- Given exercise
Check each line below for the word "Muskelmasse", and copy those that have it.

Excerpt from a dataset:
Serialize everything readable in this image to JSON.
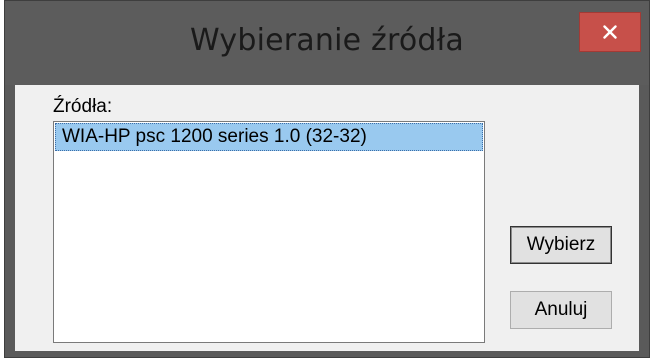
{
  "window": {
    "title": "Wybieranie źródła",
    "close_icon": "close-icon"
  },
  "sources": {
    "label": "Źródła:",
    "items": [
      {
        "label": "WIA-HP psc 1200 series 1.0 (32-32)",
        "selected": true
      }
    ]
  },
  "buttons": {
    "select_label": "Wybierz",
    "cancel_label": "Anuluj"
  },
  "colors": {
    "titlebar": "#5c5c5c",
    "close_button": "#c7504a",
    "selection": "#99c9ef",
    "client_background": "#f0f0f0"
  }
}
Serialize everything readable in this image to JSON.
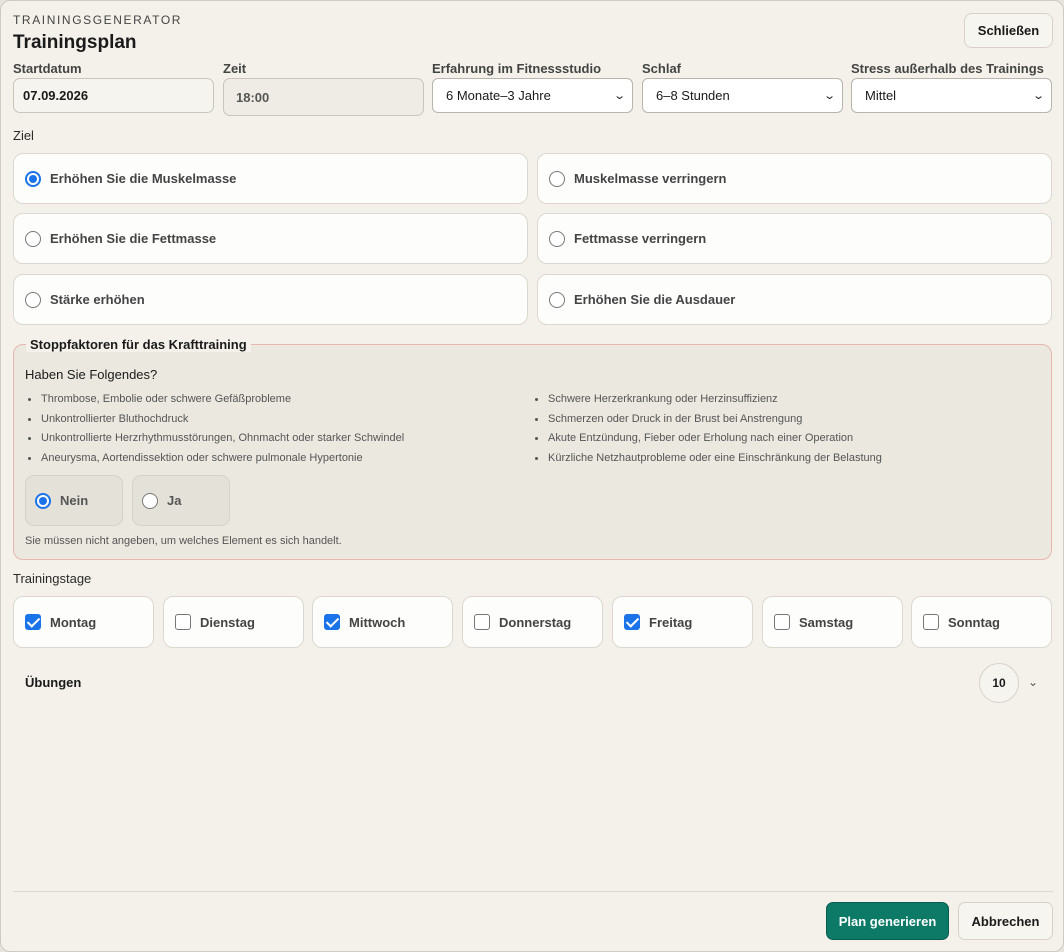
{
  "header": {
    "eyebrow": "TRAININGSGENERATOR",
    "title": "Trainingsplan",
    "close_label": "Schließen"
  },
  "fields": {
    "start_date": {
      "label": "Startdatum",
      "value": "07.09.2026"
    },
    "time": {
      "label": "Zeit",
      "value": "18:00"
    },
    "experience": {
      "label": "Erfahrung im Fitnessstudio",
      "value": "6 Monate–3 Jahre"
    },
    "sleep": {
      "label": "Schlaf",
      "value": "6–8 Stunden"
    },
    "stress": {
      "label": "Stress außerhalb des Trainings",
      "value": "Mittel"
    }
  },
  "goal": {
    "label": "Ziel",
    "selected": "Erhöhen Sie die Muskelmasse",
    "options": [
      "Erhöhen Sie die Muskelmasse",
      "Muskelmasse verringern",
      "Erhöhen Sie die Fettmasse",
      "Fettmasse verringern",
      "Stärke erhöhen",
      "Erhöhen Sie die Ausdauer"
    ]
  },
  "stop_factors": {
    "legend": "Stoppfaktoren für das Krafttraining",
    "question": "Haben Sie Folgendes?",
    "left_items": [
      "Thrombose, Embolie oder schwere Gefäßprobleme",
      "Unkontrollierter Bluthochdruck",
      "Unkontrollierte Herzrhythmusstörungen, Ohnmacht oder starker Schwindel",
      "Aneurysma, Aortendissektion oder schwere pulmonale Hypertonie"
    ],
    "right_items": [
      "Schwere Herzerkrankung oder Herzinsuffizienz",
      "Schmerzen oder Druck in der Brust bei Anstrengung",
      "Akute Entzündung, Fieber oder Erholung nach einer Operation",
      "Kürzliche Netzhautprobleme oder eine Einschränkung der Belastung"
    ],
    "no_label": "Nein",
    "yes_label": "Ja",
    "selected": "Nein",
    "note": "Sie müssen nicht angeben, um welches Element es sich handelt."
  },
  "training_days": {
    "label": "Trainingstage",
    "days": [
      {
        "label": "Montag",
        "checked": true
      },
      {
        "label": "Dienstag",
        "checked": false
      },
      {
        "label": "Mittwoch",
        "checked": true
      },
      {
        "label": "Donnerstag",
        "checked": false
      },
      {
        "label": "Freitag",
        "checked": true
      },
      {
        "label": "Samstag",
        "checked": false
      },
      {
        "label": "Sonntag",
        "checked": false
      }
    ]
  },
  "exercises": {
    "label": "Übungen",
    "count": "10"
  },
  "footer": {
    "generate_label": "Plan generieren",
    "cancel_label": "Abbrechen"
  },
  "colors": {
    "accent": "#0d7a68",
    "selection": "#1a73e8",
    "warning_border": "#e6b8ad"
  },
  "icons": {
    "select_caret": "chevron-down-icon",
    "expand": "chevron-down-icon"
  }
}
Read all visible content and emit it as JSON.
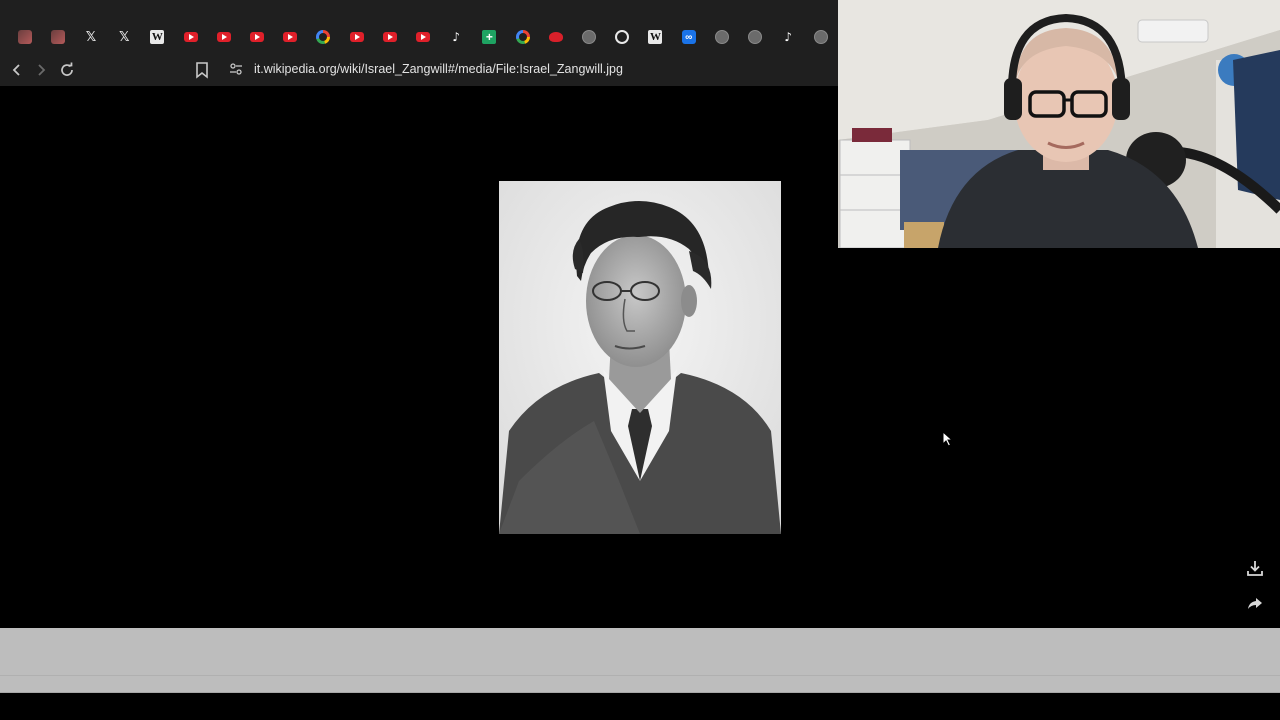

- Solution for this problem
    "selected": "Erhöhen Sie die Muskelmasse",
      "Erhöhen Sie die Muskelmasse",
      "Muskelmasse verringern",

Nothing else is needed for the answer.